§ **Input data**:

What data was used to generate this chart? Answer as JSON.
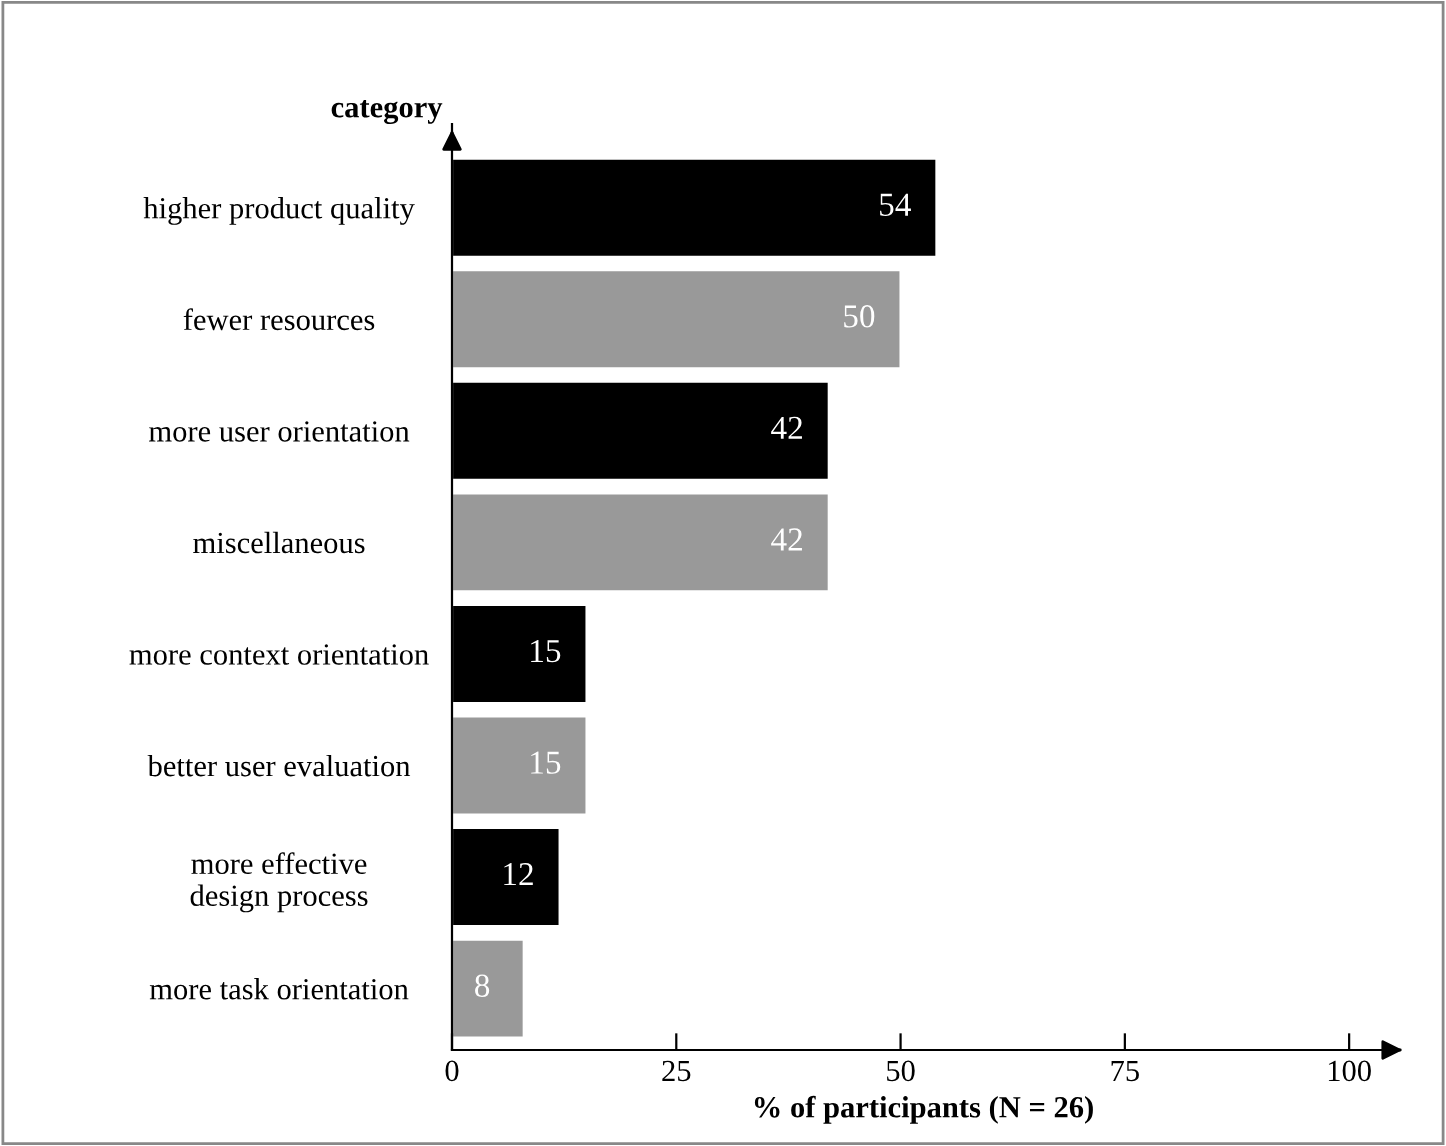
{
  "chart_data": {
    "type": "bar",
    "orientation": "horizontal",
    "ylabel": "category",
    "xlabel": "% of participants (N = 26)",
    "categories": [
      "higher product quality",
      "fewer resources",
      "more user orientation",
      "miscellaneous",
      "more context orientation",
      "better user evaluation",
      "more effective\ndesign process",
      "more task orientation"
    ],
    "values": [
      54,
      50,
      42,
      42,
      15,
      15,
      12,
      8
    ],
    "colors": [
      "#000000",
      "#999999",
      "#000000",
      "#999999",
      "#000000",
      "#999999",
      "#000000",
      "#999999"
    ],
    "xlim": [
      0,
      105
    ],
    "xticks": [
      0,
      25,
      50,
      75,
      100
    ],
    "data_labels": true,
    "grid": false,
    "legend": false
  }
}
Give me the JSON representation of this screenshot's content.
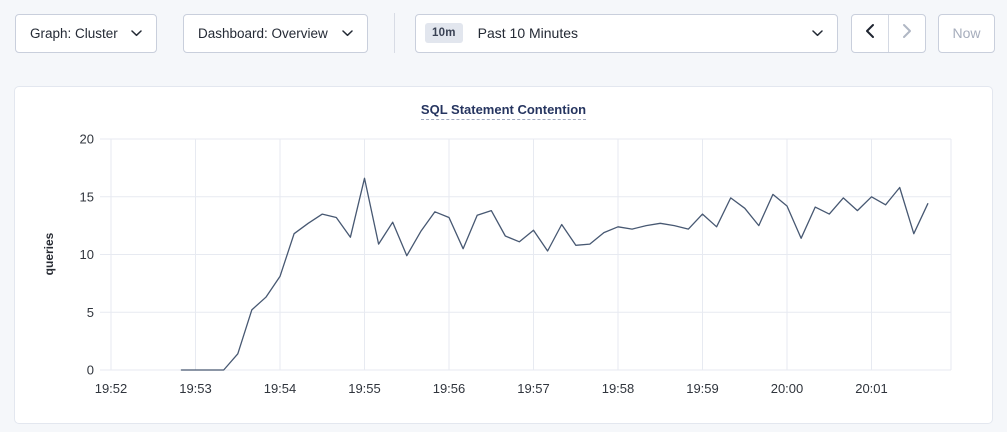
{
  "toolbar": {
    "graph_dropdown": {
      "label": "Graph: Cluster"
    },
    "dashboard_dropdown": {
      "label": "Dashboard: Overview"
    },
    "time_selector": {
      "badge": "10m",
      "label": "Past 10 Minutes"
    },
    "prev_icon": "chevron-left",
    "next_icon": "chevron-right",
    "now_button_label": "Now"
  },
  "chart_data": {
    "type": "line",
    "title": "SQL Statement Contention",
    "xlabel": "",
    "ylabel": "queries",
    "ylim": [
      0,
      20
    ],
    "y_ticks": [
      0,
      5,
      10,
      15,
      20
    ],
    "x_tick_labels": [
      "19:52",
      "19:53",
      "19:54",
      "19:55",
      "19:56",
      "19:57",
      "19:58",
      "19:59",
      "20:00",
      "20:01"
    ],
    "grid": true,
    "legend_position": "none",
    "line_color": "#475872",
    "grid_color": "#e7eaf1",
    "tick_color": "#30353d",
    "series": [
      {
        "name": "queries",
        "start_time": "19:52:50",
        "interval_seconds": 10,
        "values": [
          0,
          0,
          0,
          0,
          1.4,
          5.2,
          6.3,
          8.1,
          11.8,
          12.7,
          13.5,
          13.2,
          11.5,
          16.6,
          10.9,
          12.8,
          9.9,
          12,
          13.7,
          13.2,
          10.5,
          13.4,
          13.8,
          11.6,
          11.1,
          12.1,
          10.3,
          12.6,
          10.8,
          10.9,
          11.9,
          12.4,
          12.2,
          12.5,
          12.7,
          12.5,
          12.2,
          13.5,
          12.4,
          14.9,
          14,
          12.5,
          15.2,
          14.2,
          11.4,
          14.1,
          13.5,
          14.9,
          13.8,
          15,
          14.3,
          15.8,
          11.8,
          14.4
        ]
      }
    ]
  }
}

§ **Stated goal**:
Check each line above for the string "more" and show the ones that have it.

§ **Answer below**:
      "more user orientation",
      "more context orientation",
      "more effective\ndesign process",
      "more task orientation"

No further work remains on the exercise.